_EXERCISE_: Copy every line from the data below in which the string "label" can be found.

_SOURCE MATERIAL_:
+++

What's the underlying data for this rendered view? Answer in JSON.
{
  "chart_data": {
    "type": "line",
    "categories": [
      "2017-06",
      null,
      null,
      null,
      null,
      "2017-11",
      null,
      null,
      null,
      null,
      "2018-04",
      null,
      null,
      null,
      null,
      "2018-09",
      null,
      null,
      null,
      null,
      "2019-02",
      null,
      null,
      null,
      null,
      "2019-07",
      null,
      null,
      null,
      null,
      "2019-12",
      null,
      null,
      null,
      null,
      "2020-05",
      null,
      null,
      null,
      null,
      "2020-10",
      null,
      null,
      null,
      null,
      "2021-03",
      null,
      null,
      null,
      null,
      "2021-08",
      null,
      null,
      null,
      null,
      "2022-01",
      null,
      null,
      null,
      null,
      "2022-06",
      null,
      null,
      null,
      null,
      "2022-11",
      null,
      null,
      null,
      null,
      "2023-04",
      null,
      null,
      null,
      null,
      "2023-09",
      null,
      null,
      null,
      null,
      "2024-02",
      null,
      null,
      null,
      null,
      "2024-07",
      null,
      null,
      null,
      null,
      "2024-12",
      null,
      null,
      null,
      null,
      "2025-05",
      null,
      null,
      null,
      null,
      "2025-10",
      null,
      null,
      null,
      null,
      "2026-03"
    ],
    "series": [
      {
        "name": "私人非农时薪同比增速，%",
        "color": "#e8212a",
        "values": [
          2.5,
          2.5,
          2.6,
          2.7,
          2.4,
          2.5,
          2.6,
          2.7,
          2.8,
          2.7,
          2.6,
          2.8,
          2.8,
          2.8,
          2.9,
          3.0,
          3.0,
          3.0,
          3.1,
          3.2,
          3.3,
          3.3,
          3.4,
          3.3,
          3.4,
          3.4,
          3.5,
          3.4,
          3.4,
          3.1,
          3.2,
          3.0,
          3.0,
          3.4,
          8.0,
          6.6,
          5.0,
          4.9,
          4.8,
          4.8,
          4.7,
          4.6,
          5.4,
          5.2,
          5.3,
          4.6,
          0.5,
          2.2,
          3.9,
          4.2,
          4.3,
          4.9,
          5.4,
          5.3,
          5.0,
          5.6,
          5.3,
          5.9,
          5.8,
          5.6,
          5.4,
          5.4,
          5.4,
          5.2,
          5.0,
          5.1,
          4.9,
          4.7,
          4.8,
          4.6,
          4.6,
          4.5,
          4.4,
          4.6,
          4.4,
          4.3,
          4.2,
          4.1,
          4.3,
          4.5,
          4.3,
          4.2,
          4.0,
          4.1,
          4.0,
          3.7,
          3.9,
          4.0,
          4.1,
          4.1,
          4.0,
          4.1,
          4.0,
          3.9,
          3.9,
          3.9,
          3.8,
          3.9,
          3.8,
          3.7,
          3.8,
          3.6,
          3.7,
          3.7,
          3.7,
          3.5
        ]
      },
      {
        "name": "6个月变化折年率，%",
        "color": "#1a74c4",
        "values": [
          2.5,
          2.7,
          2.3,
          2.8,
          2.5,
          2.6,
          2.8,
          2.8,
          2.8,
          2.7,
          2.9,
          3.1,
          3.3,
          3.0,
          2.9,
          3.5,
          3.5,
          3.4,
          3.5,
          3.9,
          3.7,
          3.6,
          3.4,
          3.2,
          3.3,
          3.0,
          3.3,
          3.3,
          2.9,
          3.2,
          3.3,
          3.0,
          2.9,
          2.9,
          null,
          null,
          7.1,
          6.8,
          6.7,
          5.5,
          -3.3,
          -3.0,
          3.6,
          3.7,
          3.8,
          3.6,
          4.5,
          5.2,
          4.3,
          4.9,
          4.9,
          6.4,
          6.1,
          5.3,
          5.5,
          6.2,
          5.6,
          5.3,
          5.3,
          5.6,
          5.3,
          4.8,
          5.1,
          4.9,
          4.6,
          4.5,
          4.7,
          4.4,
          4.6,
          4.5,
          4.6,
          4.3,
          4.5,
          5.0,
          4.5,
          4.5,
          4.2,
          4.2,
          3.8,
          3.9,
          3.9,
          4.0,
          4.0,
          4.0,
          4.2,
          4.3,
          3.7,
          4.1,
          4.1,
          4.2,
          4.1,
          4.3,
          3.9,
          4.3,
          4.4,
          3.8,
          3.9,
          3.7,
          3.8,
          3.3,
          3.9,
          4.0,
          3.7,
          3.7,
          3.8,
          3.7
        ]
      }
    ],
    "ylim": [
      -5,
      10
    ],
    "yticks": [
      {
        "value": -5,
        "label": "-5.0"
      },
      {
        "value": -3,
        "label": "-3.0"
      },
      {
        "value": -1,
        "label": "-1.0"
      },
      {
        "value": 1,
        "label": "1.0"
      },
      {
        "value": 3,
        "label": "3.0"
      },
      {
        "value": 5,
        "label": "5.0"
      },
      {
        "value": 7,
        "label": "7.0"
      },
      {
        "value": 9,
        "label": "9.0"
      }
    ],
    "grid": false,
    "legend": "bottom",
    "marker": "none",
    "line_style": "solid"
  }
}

+++

_THE ANSWER_:
        "label": "-5.0"
        "label": "-3.0"
        "label": "-1.0"
        "label": "1.0"
        "label": "3.0"
        "label": "5.0"
        "label": "7.0"
        "label": "9.0"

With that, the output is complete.